* [Short exercise]: Copy out every record below, word for word.

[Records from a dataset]

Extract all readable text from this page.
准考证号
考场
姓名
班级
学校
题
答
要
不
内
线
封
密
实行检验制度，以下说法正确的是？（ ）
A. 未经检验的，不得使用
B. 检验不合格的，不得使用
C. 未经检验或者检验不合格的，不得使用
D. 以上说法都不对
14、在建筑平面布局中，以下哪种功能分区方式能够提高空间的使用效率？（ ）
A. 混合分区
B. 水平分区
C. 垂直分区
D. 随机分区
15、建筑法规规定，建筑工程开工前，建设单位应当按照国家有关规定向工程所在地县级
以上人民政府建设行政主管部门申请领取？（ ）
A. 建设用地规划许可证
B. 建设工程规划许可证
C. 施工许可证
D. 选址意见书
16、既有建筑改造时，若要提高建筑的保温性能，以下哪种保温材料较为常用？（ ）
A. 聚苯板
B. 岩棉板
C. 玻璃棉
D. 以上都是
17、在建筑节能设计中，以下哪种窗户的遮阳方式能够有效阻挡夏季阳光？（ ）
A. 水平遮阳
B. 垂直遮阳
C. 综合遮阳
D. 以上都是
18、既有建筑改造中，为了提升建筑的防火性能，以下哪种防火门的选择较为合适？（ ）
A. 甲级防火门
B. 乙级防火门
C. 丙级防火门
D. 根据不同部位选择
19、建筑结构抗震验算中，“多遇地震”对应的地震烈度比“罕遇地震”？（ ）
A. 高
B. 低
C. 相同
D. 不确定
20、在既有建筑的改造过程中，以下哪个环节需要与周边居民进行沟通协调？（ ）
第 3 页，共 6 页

* [Correct output]:
Extract all readable text from this page.
准考证号
考场
姓名
班级
学校
题
答
要
不
内
线
封
密
实行检验制度，以下说法正确的是？（ ）
A. 未经检验的，不得使用
B. 检验不合格的，不得使用
C. 未经检验或者检验不合格的，不得使用
D. 以上说法都不对
14、在建筑平面布局中，以下哪种功能分区方式能够提高空间的使用效率？（ ）
A. 混合分区
B. 水平分区
C. 垂直分区
D. 随机分区
15、建筑法规规定，建筑工程开工前，建设单位应当按照国家有关规定向工程所在地县级
以上人民政府建设行政主管部门申请领取？（ ）
A. 建设用地规划许可证
B. 建设工程规划许可证
C. 施工许可证
D. 选址意见书
16、既有建筑改造时，若要提高建筑的保温性能，以下哪种保温材料较为常用？（ ）
A. 聚苯板
B. 岩棉板
C. 玻璃棉
D. 以上都是
17、在建筑节能设计中，以下哪种窗户的遮阳方式能够有效阻挡夏季阳光？（ ）
A. 水平遮阳
B. 垂直遮阳
C. 综合遮阳
D. 以上都是
18、既有建筑改造中，为了提升建筑的防火性能，以下哪种防火门的选择较为合适？（ ）
A. 甲级防火门
B. 乙级防火门
C. 丙级防火门
D. 根据不同部位选择
19、建筑结构抗震验算中，“多遇地震”对应的地震烈度比“罕遇地震”？（ ）
A. 高
B. 低
C. 相同
D. 不确定
20、在既有建筑的改造过程中，以下哪个环节需要与周边居民进行沟通协调？（ ）
第 3 页，共 6 页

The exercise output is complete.